### The records

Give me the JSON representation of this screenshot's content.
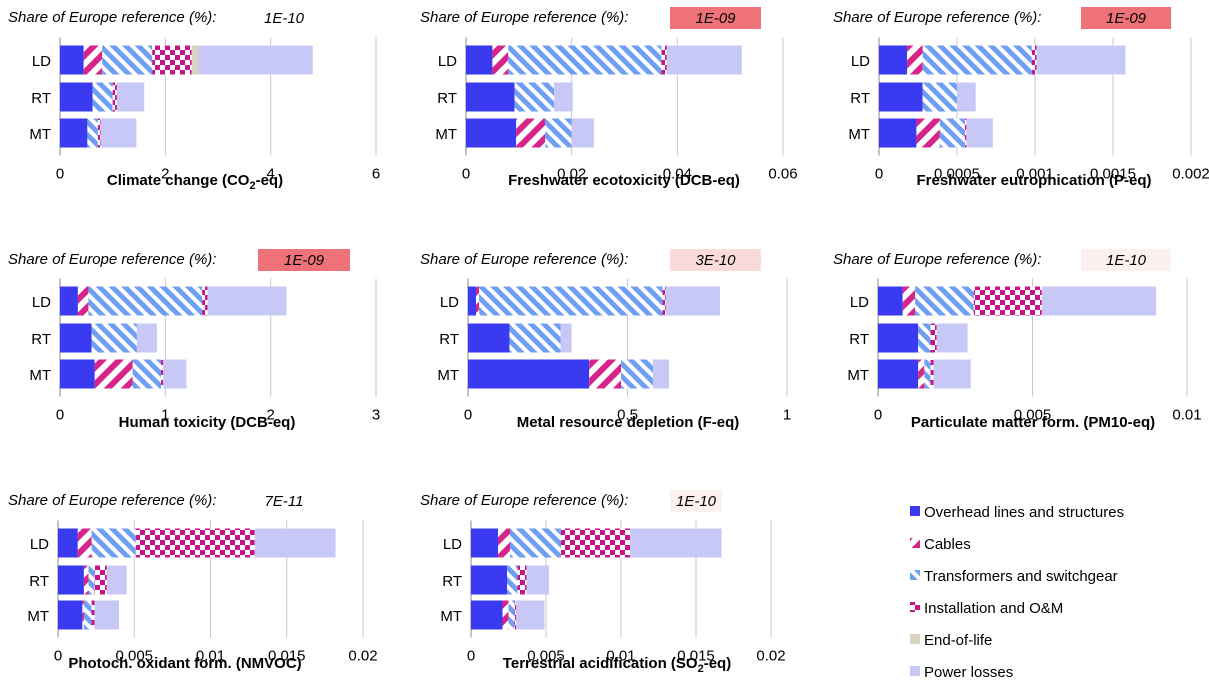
{
  "share_label": "Share of Europe reference (%):",
  "rows": [
    "LD",
    "RT",
    "MT"
  ],
  "components": [
    {
      "name": "Overhead lines and structures",
      "color": "#3a3af0",
      "pattern": "solid"
    },
    {
      "name": "Cables",
      "color": "#d6248a",
      "pattern": "diag"
    },
    {
      "name": "Transformers and switchgear",
      "color": "#6f9ff2",
      "pattern": "diagrev"
    },
    {
      "name": "Installation and O&M",
      "color": "#c8148a",
      "pattern": "check"
    },
    {
      "name": "End-of-life",
      "color": "#d9d3c0",
      "pattern": "solid"
    },
    {
      "name": "Power losses",
      "color": "#c8c8f6",
      "pattern": "solid"
    }
  ],
  "chart_data": [
    {
      "type": "bar",
      "orientation": "horizontal",
      "stacked": true,
      "xlabel": {
        "main": "Climate change (CO",
        "sub": "2",
        "tail": "-eq)"
      },
      "share": "1E-10",
      "share_color": "#ffffff",
      "xlim": [
        0,
        6
      ],
      "ticks": [
        "0",
        "2",
        "4",
        "6"
      ],
      "tick_values": [
        0,
        2,
        4,
        6
      ],
      "categories": [
        "LD",
        "RT",
        "MT"
      ],
      "values": {
        "LD": [
          0.45,
          0.35,
          0.95,
          0.75,
          0.12,
          2.18
        ],
        "RT": [
          0.62,
          0,
          0.38,
          0.08,
          0,
          0.52
        ],
        "MT": [
          0.52,
          0,
          0.2,
          0.05,
          0,
          0.68
        ]
      }
    },
    {
      "type": "bar",
      "orientation": "horizontal",
      "stacked": true,
      "xlabel": {
        "main": "Freshwater ecotoxicity (DCB-eq)",
        "sub": "",
        "tail": ""
      },
      "share": "1E-09",
      "share_color": "#ee7277",
      "xlim": [
        0,
        0.06
      ],
      "ticks": [
        "0",
        "0.02",
        "0.04",
        "0.06"
      ],
      "tick_values": [
        0,
        0.02,
        0.04,
        0.06
      ],
      "categories": [
        "LD",
        "RT",
        "MT"
      ],
      "values": {
        "LD": [
          0.005,
          0.003,
          0.029,
          0.001,
          0,
          0.0142
        ],
        "RT": [
          0.0092,
          0,
          0.0075,
          0,
          0,
          0.0035
        ],
        "MT": [
          0.0095,
          0.0055,
          0.005,
          0,
          0,
          0.0042
        ]
      }
    },
    {
      "type": "bar",
      "orientation": "horizontal",
      "stacked": true,
      "xlabel": {
        "main": "Freshwater eutrophication (P-eq)",
        "sub": "",
        "tail": ""
      },
      "share": "1E-09",
      "share_color": "#ee7277",
      "xlim": [
        0,
        0.002
      ],
      "ticks": [
        "0",
        "0.0005",
        "0.001",
        "0.0015",
        "0.002"
      ],
      "tick_values": [
        0,
        0.0005,
        0.001,
        0.0015,
        0.002
      ],
      "categories": [
        "LD",
        "RT",
        "MT"
      ],
      "values": {
        "LD": [
          0.00018,
          0.0001,
          0.0007,
          3e-05,
          0,
          0.00057
        ],
        "RT": [
          0.00028,
          0,
          0.00022,
          0,
          0,
          0.00012
        ],
        "MT": [
          0.00024,
          0.00015,
          0.00016,
          1e-05,
          0,
          0.00017
        ]
      }
    },
    {
      "type": "bar",
      "orientation": "horizontal",
      "stacked": true,
      "xlabel": {
        "main": "Human toxicity (DCB-eq)",
        "sub": "",
        "tail": ""
      },
      "share": "1E-09",
      "share_color": "#ee7277",
      "xlim": [
        0,
        3
      ],
      "ticks": [
        "0",
        "1",
        "2",
        "3"
      ],
      "tick_values": [
        0,
        1,
        2,
        3
      ],
      "categories": [
        "LD",
        "RT",
        "MT"
      ],
      "values": {
        "LD": [
          0.17,
          0.1,
          1.08,
          0.05,
          0,
          0.75
        ],
        "RT": [
          0.3,
          0,
          0.43,
          0,
          0,
          0.19
        ],
        "MT": [
          0.33,
          0.36,
          0.27,
          0.02,
          0,
          0.22
        ]
      }
    },
    {
      "type": "bar",
      "orientation": "horizontal",
      "stacked": true,
      "xlabel": {
        "main": "Metal resource depletion (F-eq)",
        "sub": "",
        "tail": ""
      },
      "share": "3E-10",
      "share_color": "#fbdada",
      "xlim": [
        0,
        1
      ],
      "ticks": [
        "0",
        "0.5",
        "1"
      ],
      "tick_values": [
        0,
        0.5,
        1
      ],
      "categories": [
        "LD",
        "RT",
        "MT"
      ],
      "values": {
        "LD": [
          0.025,
          0.01,
          0.575,
          0.01,
          0,
          0.17
        ],
        "RT": [
          0.13,
          0,
          0.16,
          0,
          0,
          0.035
        ],
        "MT": [
          0.38,
          0.1,
          0.1,
          0,
          0,
          0.05
        ]
      }
    },
    {
      "type": "bar",
      "orientation": "horizontal",
      "stacked": true,
      "xlabel": {
        "main": "Particulate matter form. (PM10-eq)",
        "sub": "",
        "tail": ""
      },
      "share": "1E-10",
      "share_color": "#fdf0f0",
      "xlim": [
        0,
        0.01
      ],
      "ticks": [
        "0",
        "0.005",
        "0.01"
      ],
      "tick_values": [
        0,
        0.005,
        0.01
      ],
      "categories": [
        "LD",
        "RT",
        "MT"
      ],
      "values": {
        "LD": [
          0.0008,
          0.0004,
          0.0019,
          0.0022,
          0,
          0.0037
        ],
        "RT": [
          0.0013,
          0,
          0.0004,
          0.0002,
          0,
          0.001
        ],
        "MT": [
          0.0013,
          0.0002,
          0.0002,
          0.0001,
          0,
          0.0012
        ]
      }
    },
    {
      "type": "bar",
      "orientation": "horizontal",
      "stacked": true,
      "xlabel": {
        "main": "Photoch. oxidant form. (NMVOC)",
        "sub": "",
        "tail": ""
      },
      "share": "7E-11",
      "share_color": "#ffffff",
      "xlim": [
        0,
        0.02
      ],
      "ticks": [
        "0",
        "0.005",
        "0.01",
        "0.015",
        "0.02"
      ],
      "tick_values": [
        0,
        0.005,
        0.01,
        0.015,
        0.02
      ],
      "categories": [
        "LD",
        "RT",
        "MT"
      ],
      "values": {
        "LD": [
          0.0013,
          0.0009,
          0.0029,
          0.0078,
          0,
          0.0053
        ],
        "RT": [
          0.0017,
          0.0003,
          0.0004,
          0.0008,
          0,
          0.0013
        ],
        "MT": [
          0.0016,
          0.0001,
          0.0005,
          0.0002,
          0,
          0.0016
        ]
      }
    },
    {
      "type": "bar",
      "orientation": "horizontal",
      "stacked": true,
      "xlabel": {
        "main": "Terrestrial acidification (SO",
        "sub": "2",
        "tail": "-eq)"
      },
      "share": "1E-10",
      "share_color": "#fdf0f0",
      "xlim": [
        0,
        0.02
      ],
      "ticks": [
        "0",
        "0.005",
        "0.01",
        "0.015",
        "0.02"
      ],
      "tick_values": [
        0,
        0.005,
        0.01,
        0.015,
        0.02
      ],
      "categories": [
        "LD",
        "RT",
        "MT"
      ],
      "values": {
        "LD": [
          0.0018,
          0.0008,
          0.0034,
          0.0046,
          0,
          0.0061
        ],
        "RT": [
          0.0024,
          0,
          0.0007,
          0.0006,
          0,
          0.0015
        ],
        "MT": [
          0.0021,
          0.0004,
          0.0004,
          0.0001,
          0,
          0.0019
        ]
      }
    }
  ]
}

######

## Aim of the task
Set down all the data again exactly as above, pictures excluded.

## Solution
Give me the JSON representation of this screenshot's content.
{
  "share_label": "Share of Europe reference (%):",
  "rows": [
    "LD",
    "RT",
    "MT"
  ],
  "components": [
    {
      "name": "Overhead lines and structures",
      "color": "#3a3af0",
      "pattern": "solid"
    },
    {
      "name": "Cables",
      "color": "#d6248a",
      "pattern": "diag"
    },
    {
      "name": "Transformers and switchgear",
      "color": "#6f9ff2",
      "pattern": "diagrev"
    },
    {
      "name": "Installation and O&M",
      "color": "#c8148a",
      "pattern": "check"
    },
    {
      "name": "End-of-life",
      "color": "#d9d3c0",
      "pattern": "solid"
    },
    {
      "name": "Power losses",
      "color": "#c8c8f6",
      "pattern": "solid"
    }
  ],
  "chart_data": [
    {
      "type": "bar",
      "orientation": "horizontal",
      "stacked": true,
      "xlabel": {
        "main": "Climate change (CO",
        "sub": "2",
        "tail": "-eq)"
      },
      "share": "1E-10",
      "share_color": "#ffffff",
      "xlim": [
        0,
        6
      ],
      "ticks": [
        "0",
        "2",
        "4",
        "6"
      ],
      "tick_values": [
        0,
        2,
        4,
        6
      ],
      "categories": [
        "LD",
        "RT",
        "MT"
      ],
      "values": {
        "LD": [
          0.45,
          0.35,
          0.95,
          0.75,
          0.12,
          2.18
        ],
        "RT": [
          0.62,
          0,
          0.38,
          0.08,
          0,
          0.52
        ],
        "MT": [
          0.52,
          0,
          0.2,
          0.05,
          0,
          0.68
        ]
      }
    },
    {
      "type": "bar",
      "orientation": "horizontal",
      "stacked": true,
      "xlabel": {
        "main": "Freshwater ecotoxicity (DCB-eq)",
        "sub": "",
        "tail": ""
      },
      "share": "1E-09",
      "share_color": "#ee7277",
      "xlim": [
        0,
        0.06
      ],
      "ticks": [
        "0",
        "0.02",
        "0.04",
        "0.06"
      ],
      "tick_values": [
        0,
        0.02,
        0.04,
        0.06
      ],
      "categories": [
        "LD",
        "RT",
        "MT"
      ],
      "values": {
        "LD": [
          0.005,
          0.003,
          0.029,
          0.001,
          0,
          0.0142
        ],
        "RT": [
          0.0092,
          0,
          0.0075,
          0,
          0,
          0.0035
        ],
        "MT": [
          0.0095,
          0.0055,
          0.005,
          0,
          0,
          0.0042
        ]
      }
    },
    {
      "type": "bar",
      "orientation": "horizontal",
      "stacked": true,
      "xlabel": {
        "main": "Freshwater eutrophication (P-eq)",
        "sub": "",
        "tail": ""
      },
      "share": "1E-09",
      "share_color": "#ee7277",
      "xlim": [
        0,
        0.002
      ],
      "ticks": [
        "0",
        "0.0005",
        "0.001",
        "0.0015",
        "0.002"
      ],
      "tick_values": [
        0,
        0.0005,
        0.001,
        0.0015,
        0.002
      ],
      "categories": [
        "LD",
        "RT",
        "MT"
      ],
      "values": {
        "LD": [
          0.00018,
          0.0001,
          0.0007,
          3e-05,
          0,
          0.00057
        ],
        "RT": [
          0.00028,
          0,
          0.00022,
          0,
          0,
          0.00012
        ],
        "MT": [
          0.00024,
          0.00015,
          0.00016,
          1e-05,
          0,
          0.00017
        ]
      }
    },
    {
      "type": "bar",
      "orientation": "horizontal",
      "stacked": true,
      "xlabel": {
        "main": "Human toxicity (DCB-eq)",
        "sub": "",
        "tail": ""
      },
      "share": "1E-09",
      "share_color": "#ee7277",
      "xlim": [
        0,
        3
      ],
      "ticks": [
        "0",
        "1",
        "2",
        "3"
      ],
      "tick_values": [
        0,
        1,
        2,
        3
      ],
      "categories": [
        "LD",
        "RT",
        "MT"
      ],
      "values": {
        "LD": [
          0.17,
          0.1,
          1.08,
          0.05,
          0,
          0.75
        ],
        "RT": [
          0.3,
          0,
          0.43,
          0,
          0,
          0.19
        ],
        "MT": [
          0.33,
          0.36,
          0.27,
          0.02,
          0,
          0.22
        ]
      }
    },
    {
      "type": "bar",
      "orientation": "horizontal",
      "stacked": true,
      "xlabel": {
        "main": "Metal resource depletion (F-eq)",
        "sub": "",
        "tail": ""
      },
      "share": "3E-10",
      "share_color": "#fbdada",
      "xlim": [
        0,
        1
      ],
      "ticks": [
        "0",
        "0.5",
        "1"
      ],
      "tick_values": [
        0,
        0.5,
        1
      ],
      "categories": [
        "LD",
        "RT",
        "MT"
      ],
      "values": {
        "LD": [
          0.025,
          0.01,
          0.575,
          0.01,
          0,
          0.17
        ],
        "RT": [
          0.13,
          0,
          0.16,
          0,
          0,
          0.035
        ],
        "MT": [
          0.38,
          0.1,
          0.1,
          0,
          0,
          0.05
        ]
      }
    },
    {
      "type": "bar",
      "orientation": "horizontal",
      "stacked": true,
      "xlabel": {
        "main": "Particulate matter form. (PM10-eq)",
        "sub": "",
        "tail": ""
      },
      "share": "1E-10",
      "share_color": "#fdf0f0",
      "xlim": [
        0,
        0.01
      ],
      "ticks": [
        "0",
        "0.005",
        "0.01"
      ],
      "tick_values": [
        0,
        0.005,
        0.01
      ],
      "categories": [
        "LD",
        "RT",
        "MT"
      ],
      "values": {
        "LD": [
          0.0008,
          0.0004,
          0.0019,
          0.0022,
          0,
          0.0037
        ],
        "RT": [
          0.0013,
          0,
          0.0004,
          0.0002,
          0,
          0.001
        ],
        "MT": [
          0.0013,
          0.0002,
          0.0002,
          0.0001,
          0,
          0.0012
        ]
      }
    },
    {
      "type": "bar",
      "orientation": "horizontal",
      "stacked": true,
      "xlabel": {
        "main": "Photoch. oxidant form. (NMVOC)",
        "sub": "",
        "tail": ""
      },
      "share": "7E-11",
      "share_color": "#ffffff",
      "xlim": [
        0,
        0.02
      ],
      "ticks": [
        "0",
        "0.005",
        "0.01",
        "0.015",
        "0.02"
      ],
      "tick_values": [
        0,
        0.005,
        0.01,
        0.015,
        0.02
      ],
      "categories": [
        "LD",
        "RT",
        "MT"
      ],
      "values": {
        "LD": [
          0.0013,
          0.0009,
          0.0029,
          0.0078,
          0,
          0.0053
        ],
        "RT": [
          0.0017,
          0.0003,
          0.0004,
          0.0008,
          0,
          0.0013
        ],
        "MT": [
          0.0016,
          0.0001,
          0.0005,
          0.0002,
          0,
          0.0016
        ]
      }
    },
    {
      "type": "bar",
      "orientation": "horizontal",
      "stacked": true,
      "xlabel": {
        "main": "Terrestrial acidification (SO",
        "sub": "2",
        "tail": "-eq)"
      },
      "share": "1E-10",
      "share_color": "#fdf0f0",
      "xlim": [
        0,
        0.02
      ],
      "ticks": [
        "0",
        "0.005",
        "0.01",
        "0.015",
        "0.02"
      ],
      "tick_values": [
        0,
        0.005,
        0.01,
        0.015,
        0.02
      ],
      "categories": [
        "LD",
        "RT",
        "MT"
      ],
      "values": {
        "LD": [
          0.0018,
          0.0008,
          0.0034,
          0.0046,
          0,
          0.0061
        ],
        "RT": [
          0.0024,
          0,
          0.0007,
          0.0006,
          0,
          0.0015
        ],
        "MT": [
          0.0021,
          0.0004,
          0.0004,
          0.0001,
          0,
          0.0019
        ]
      }
    }
  ]
}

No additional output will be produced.